Your task is to repeat the entries underneath exactly, minus the pictures.

__RECORDS PROVIDED__

--*--

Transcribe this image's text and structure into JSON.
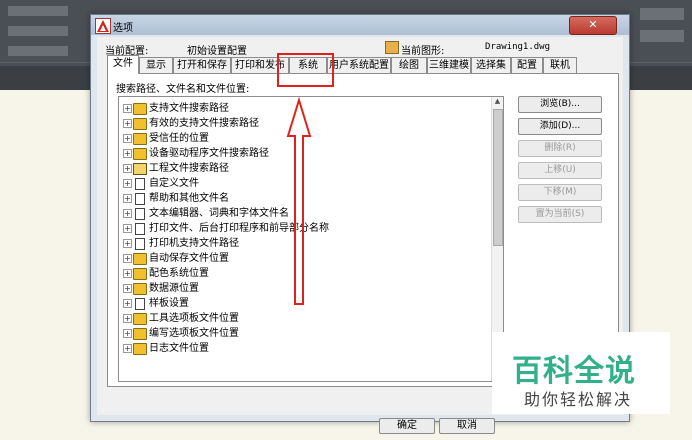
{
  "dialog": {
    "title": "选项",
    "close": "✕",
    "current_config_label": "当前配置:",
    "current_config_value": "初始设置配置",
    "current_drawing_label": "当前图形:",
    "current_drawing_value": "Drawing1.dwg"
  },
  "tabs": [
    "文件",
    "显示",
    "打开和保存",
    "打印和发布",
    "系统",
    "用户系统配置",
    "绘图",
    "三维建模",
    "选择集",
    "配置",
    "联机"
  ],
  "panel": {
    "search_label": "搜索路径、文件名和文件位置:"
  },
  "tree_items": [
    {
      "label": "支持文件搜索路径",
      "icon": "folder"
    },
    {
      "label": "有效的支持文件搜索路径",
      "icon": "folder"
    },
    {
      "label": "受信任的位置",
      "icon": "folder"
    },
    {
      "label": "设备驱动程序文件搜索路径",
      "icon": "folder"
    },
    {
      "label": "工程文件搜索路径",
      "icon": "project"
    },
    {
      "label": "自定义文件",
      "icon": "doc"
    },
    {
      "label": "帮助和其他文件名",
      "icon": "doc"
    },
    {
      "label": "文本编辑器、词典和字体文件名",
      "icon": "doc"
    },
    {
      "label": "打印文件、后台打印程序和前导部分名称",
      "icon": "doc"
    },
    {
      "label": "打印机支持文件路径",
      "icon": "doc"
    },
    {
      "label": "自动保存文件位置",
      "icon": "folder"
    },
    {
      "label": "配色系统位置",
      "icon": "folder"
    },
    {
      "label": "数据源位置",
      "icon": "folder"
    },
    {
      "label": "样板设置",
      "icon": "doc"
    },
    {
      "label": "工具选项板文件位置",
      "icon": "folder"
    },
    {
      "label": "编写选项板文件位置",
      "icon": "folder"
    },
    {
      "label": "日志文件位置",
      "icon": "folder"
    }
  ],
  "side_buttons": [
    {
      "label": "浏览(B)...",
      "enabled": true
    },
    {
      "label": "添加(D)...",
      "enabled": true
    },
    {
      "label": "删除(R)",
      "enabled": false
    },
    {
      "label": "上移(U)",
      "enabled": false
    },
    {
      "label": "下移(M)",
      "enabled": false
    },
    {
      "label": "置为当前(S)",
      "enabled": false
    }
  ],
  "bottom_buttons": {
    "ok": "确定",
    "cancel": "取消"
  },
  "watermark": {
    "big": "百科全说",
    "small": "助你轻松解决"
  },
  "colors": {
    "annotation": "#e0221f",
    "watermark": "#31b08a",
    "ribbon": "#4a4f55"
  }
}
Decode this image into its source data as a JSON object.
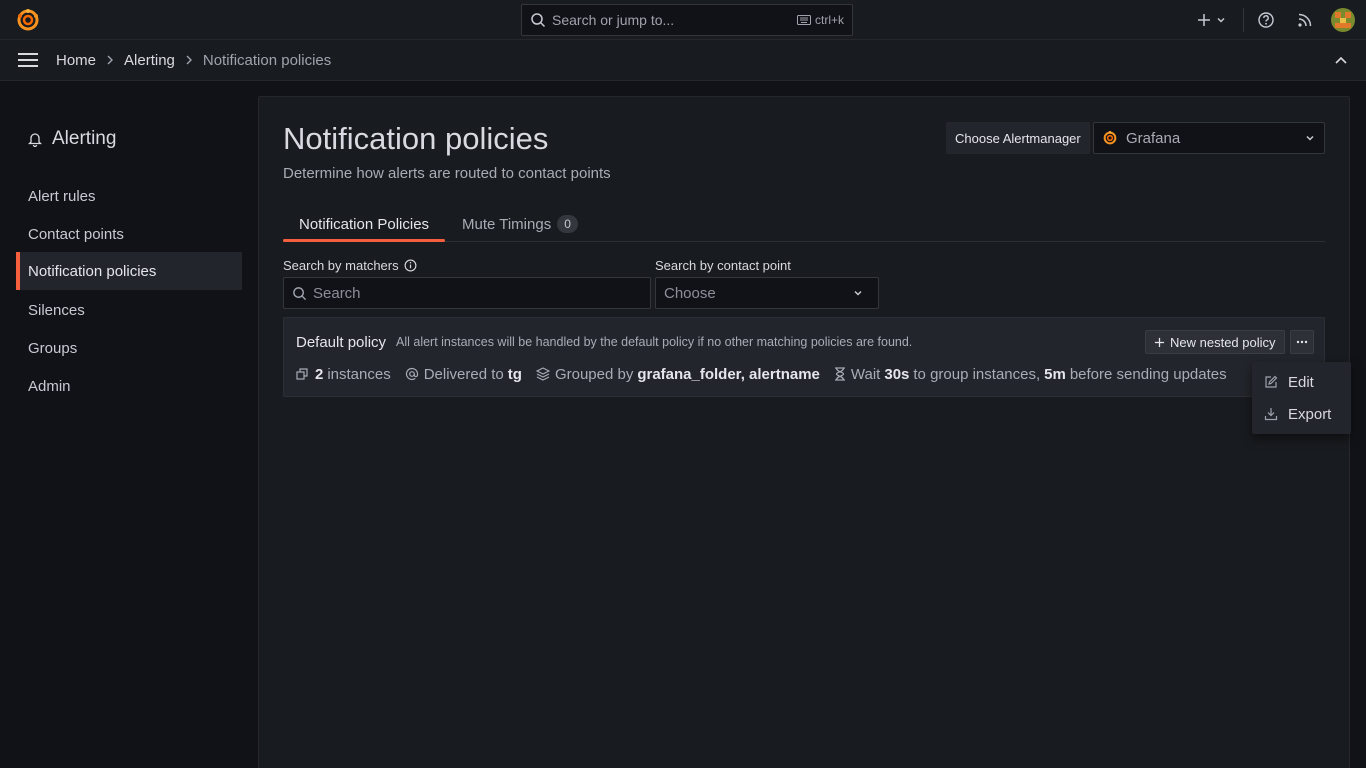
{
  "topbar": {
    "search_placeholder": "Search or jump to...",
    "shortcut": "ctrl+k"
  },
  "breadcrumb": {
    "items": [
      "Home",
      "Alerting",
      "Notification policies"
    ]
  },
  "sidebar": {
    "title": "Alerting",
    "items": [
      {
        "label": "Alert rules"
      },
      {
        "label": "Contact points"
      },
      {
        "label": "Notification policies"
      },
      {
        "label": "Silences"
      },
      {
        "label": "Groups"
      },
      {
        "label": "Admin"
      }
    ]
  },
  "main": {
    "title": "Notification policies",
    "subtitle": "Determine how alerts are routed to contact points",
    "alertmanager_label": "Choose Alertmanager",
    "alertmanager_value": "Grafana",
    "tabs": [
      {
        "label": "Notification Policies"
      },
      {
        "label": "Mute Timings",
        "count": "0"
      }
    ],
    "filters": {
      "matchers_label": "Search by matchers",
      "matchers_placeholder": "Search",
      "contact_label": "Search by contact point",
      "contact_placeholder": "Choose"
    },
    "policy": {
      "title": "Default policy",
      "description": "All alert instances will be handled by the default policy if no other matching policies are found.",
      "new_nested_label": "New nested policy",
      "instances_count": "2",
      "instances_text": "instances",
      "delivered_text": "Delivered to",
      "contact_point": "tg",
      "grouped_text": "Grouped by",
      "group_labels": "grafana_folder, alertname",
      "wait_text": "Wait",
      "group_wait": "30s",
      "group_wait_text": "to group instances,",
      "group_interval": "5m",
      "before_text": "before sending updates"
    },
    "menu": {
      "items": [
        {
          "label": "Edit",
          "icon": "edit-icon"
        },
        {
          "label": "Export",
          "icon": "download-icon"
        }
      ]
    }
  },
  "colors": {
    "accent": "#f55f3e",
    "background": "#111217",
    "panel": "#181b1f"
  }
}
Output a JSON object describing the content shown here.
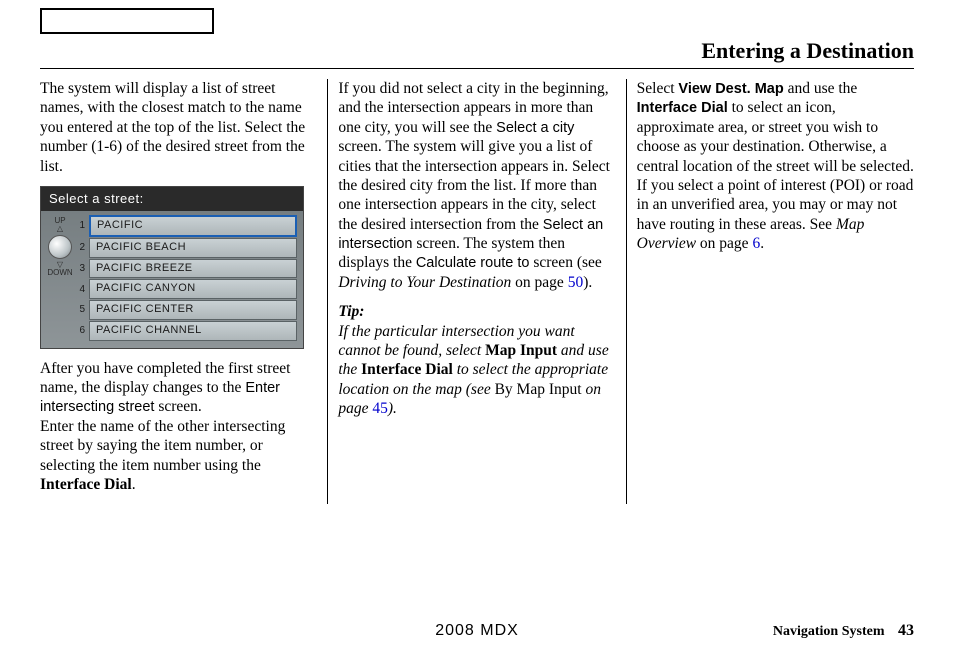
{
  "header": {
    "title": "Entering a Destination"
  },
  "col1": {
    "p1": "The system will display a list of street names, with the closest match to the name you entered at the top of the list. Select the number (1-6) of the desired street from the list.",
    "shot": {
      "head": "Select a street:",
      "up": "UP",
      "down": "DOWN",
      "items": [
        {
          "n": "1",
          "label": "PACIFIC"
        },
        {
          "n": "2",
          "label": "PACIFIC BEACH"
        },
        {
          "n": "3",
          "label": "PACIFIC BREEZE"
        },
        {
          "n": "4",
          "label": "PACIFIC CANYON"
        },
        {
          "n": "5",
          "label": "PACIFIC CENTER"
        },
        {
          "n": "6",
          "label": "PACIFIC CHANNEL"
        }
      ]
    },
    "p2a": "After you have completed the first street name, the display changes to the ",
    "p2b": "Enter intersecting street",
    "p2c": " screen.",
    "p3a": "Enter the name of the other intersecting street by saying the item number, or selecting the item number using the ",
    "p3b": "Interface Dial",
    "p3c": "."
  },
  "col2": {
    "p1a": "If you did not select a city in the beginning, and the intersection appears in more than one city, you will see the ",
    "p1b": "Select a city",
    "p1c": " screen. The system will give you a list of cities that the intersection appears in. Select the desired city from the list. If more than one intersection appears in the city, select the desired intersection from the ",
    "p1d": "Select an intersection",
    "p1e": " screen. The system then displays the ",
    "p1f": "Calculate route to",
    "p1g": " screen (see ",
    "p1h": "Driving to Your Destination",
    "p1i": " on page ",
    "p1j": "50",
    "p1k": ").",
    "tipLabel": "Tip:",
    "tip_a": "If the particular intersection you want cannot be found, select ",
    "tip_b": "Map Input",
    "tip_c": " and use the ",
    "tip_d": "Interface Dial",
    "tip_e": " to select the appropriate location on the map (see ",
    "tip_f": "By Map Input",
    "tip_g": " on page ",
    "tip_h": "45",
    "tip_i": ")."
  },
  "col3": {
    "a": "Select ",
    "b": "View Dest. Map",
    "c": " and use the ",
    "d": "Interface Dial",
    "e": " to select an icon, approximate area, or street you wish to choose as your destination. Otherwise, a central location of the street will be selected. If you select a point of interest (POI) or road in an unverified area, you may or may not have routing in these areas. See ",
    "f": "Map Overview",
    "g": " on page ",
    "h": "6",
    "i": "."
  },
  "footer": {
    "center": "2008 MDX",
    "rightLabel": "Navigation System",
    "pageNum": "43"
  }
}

--*--

__REPLY__
Transcribe this image's text and structure into JSON.
{
  "dialog": {
    "title": "选项",
    "close": "✕",
    "current_config_label": "当前配置:",
    "current_config_value": "初始设置配置",
    "current_drawing_label": "当前图形:",
    "current_drawing_value": "Drawing1.dwg"
  },
  "tabs": [
    "文件",
    "显示",
    "打开和保存",
    "打印和发布",
    "系统",
    "用户系统配置",
    "绘图",
    "三维建模",
    "选择集",
    "配置",
    "联机"
  ],
  "panel": {
    "search_label": "搜索路径、文件名和文件位置:"
  },
  "tree_items": [
    {
      "label": "支持文件搜索路径",
      "icon": "folder"
    },
    {
      "label": "有效的支持文件搜索路径",
      "icon": "folder"
    },
    {
      "label": "受信任的位置",
      "icon": "folder"
    },
    {
      "label": "设备驱动程序文件搜索路径",
      "icon": "folder"
    },
    {
      "label": "工程文件搜索路径",
      "icon": "project"
    },
    {
      "label": "自定义文件",
      "icon": "doc"
    },
    {
      "label": "帮助和其他文件名",
      "icon": "doc"
    },
    {
      "label": "文本编辑器、词典和字体文件名",
      "icon": "doc"
    },
    {
      "label": "打印文件、后台打印程序和前导部分名称",
      "icon": "doc"
    },
    {
      "label": "打印机支持文件路径",
      "icon": "doc"
    },
    {
      "label": "自动保存文件位置",
      "icon": "folder"
    },
    {
      "label": "配色系统位置",
      "icon": "folder"
    },
    {
      "label": "数据源位置",
      "icon": "folder"
    },
    {
      "label": "样板设置",
      "icon": "doc"
    },
    {
      "label": "工具选项板文件位置",
      "icon": "folder"
    },
    {
      "label": "编写选项板文件位置",
      "icon": "folder"
    },
    {
      "label": "日志文件位置",
      "icon": "folder"
    }
  ],
  "side_buttons": [
    {
      "label": "浏览(B)...",
      "enabled": true
    },
    {
      "label": "添加(D)...",
      "enabled": true
    },
    {
      "label": "删除(R)",
      "enabled": false
    },
    {
      "label": "上移(U)",
      "enabled": false
    },
    {
      "label": "下移(M)",
      "enabled": false
    },
    {
      "label": "置为当前(S)",
      "enabled": false
    }
  ],
  "bottom_buttons": {
    "ok": "确定",
    "cancel": "取消"
  },
  "watermark": {
    "big": "百科全说",
    "small": "助你轻松解决"
  },
  "colors": {
    "annotation": "#e0221f",
    "watermark": "#31b08a",
    "ribbon": "#4a4f55"
  }
}
Decode this image into its source data as a JSON object.
{
  "topbar": {
    "search_placeholder": "Search or jump to...",
    "shortcut": "ctrl+k"
  },
  "breadcrumb": {
    "items": [
      "Home",
      "Alerting",
      "Notification policies"
    ]
  },
  "sidebar": {
    "title": "Alerting",
    "items": [
      {
        "label": "Alert rules"
      },
      {
        "label": "Contact points"
      },
      {
        "label": "Notification policies"
      },
      {
        "label": "Silences"
      },
      {
        "label": "Groups"
      },
      {
        "label": "Admin"
      }
    ]
  },
  "main": {
    "title": "Notification policies",
    "subtitle": "Determine how alerts are routed to contact points",
    "alertmanager_label": "Choose Alertmanager",
    "alertmanager_value": "Grafana",
    "tabs": [
      {
        "label": "Notification Policies"
      },
      {
        "label": "Mute Timings",
        "count": "0"
      }
    ],
    "filters": {
      "matchers_label": "Search by matchers",
      "matchers_placeholder": "Search",
      "contact_label": "Search by contact point",
      "contact_placeholder": "Choose"
    },
    "policy": {
      "title": "Default policy",
      "description": "All alert instances will be handled by the default policy if no other matching policies are found.",
      "new_nested_label": "New nested policy",
      "instances_count": "2",
      "instances_text": "instances",
      "delivered_text": "Delivered to",
      "contact_point": "tg",
      "grouped_text": "Grouped by",
      "group_labels": "grafana_folder, alertname",
      "wait_text": "Wait",
      "group_wait": "30s",
      "group_wait_text": "to group instances,",
      "group_interval": "5m",
      "before_text": "before sending updates"
    },
    "menu": {
      "items": [
        {
          "label": "Edit",
          "icon": "edit-icon"
        },
        {
          "label": "Export",
          "icon": "download-icon"
        }
      ]
    }
  },
  "colors": {
    "accent": "#f55f3e",
    "background": "#111217",
    "panel": "#181b1f"
  }
}
Output a JSON object describing the content shown here.
{
  "header": {
    "title": "Entering a Destination"
  },
  "col1": {
    "p1": "The system will display a list of street names, with the closest match to the name you entered at the top of the list. Select the number (1-6) of the desired street from the list.",
    "shot": {
      "head": "Select a street:",
      "up": "UP",
      "down": "DOWN",
      "items": [
        {
          "n": "1",
          "label": "PACIFIC"
        },
        {
          "n": "2",
          "label": "PACIFIC BEACH"
        },
        {
          "n": "3",
          "label": "PACIFIC BREEZE"
        },
        {
          "n": "4",
          "label": "PACIFIC CANYON"
        },
        {
          "n": "5",
          "label": "PACIFIC CENTER"
        },
        {
          "n": "6",
          "label": "PACIFIC CHANNEL"
        }
      ]
    },
    "p2a": "After you have completed the first street name, the display changes to the ",
    "p2b": "Enter intersecting street",
    "p2c": " screen.",
    "p3a": "Enter the name of the other intersecting street by saying the item number, or selecting the item number using the ",
    "p3b": "Interface Dial",
    "p3c": "."
  },
  "col2": {
    "p1a": "If you did not select a city in the beginning, and the intersection appears in more than one city, you will see the ",
    "p1b": "Select a city",
    "p1c": " screen. The system will give you a list of cities that the intersection appears in. Select the desired city from the list. If more than one intersection appears in the city, select the desired intersection from the ",
    "p1d": "Select an intersection",
    "p1e": " screen. The system then displays the ",
    "p1f": "Calculate route to",
    "p1g": " screen (see ",
    "p1h": "Driving to Your Destination",
    "p1i": " on page ",
    "p1j": "50",
    "p1k": ").",
    "tipLabel": "Tip:",
    "tip_a": "If the particular intersection you want cannot be found, select ",
    "tip_b": "Map Input",
    "tip_c": " and use the ",
    "tip_d": "Interface Dial",
    "tip_e": " to select the appropriate location on the map (see ",
    "tip_f": "By Map Input",
    "tip_g": " on page ",
    "tip_h": "45",
    "tip_i": ")."
  },
  "col3": {
    "a": "Select ",
    "b": "View Dest. Map",
    "c": " and use the ",
    "d": "Interface Dial",
    "e": " to select an icon, approximate area, or street you wish to choose as your destination. Otherwise, a central location of the street will be selected. If you select a point of interest (POI) or road in an unverified area, you may or may not have routing in these areas. See ",
    "f": "Map Overview",
    "g": " on page ",
    "h": "6",
    "i": "."
  },
  "footer": {
    "center": "2008 MDX",
    "rightLabel": "Navigation System",
    "pageNum": "43"
  }
}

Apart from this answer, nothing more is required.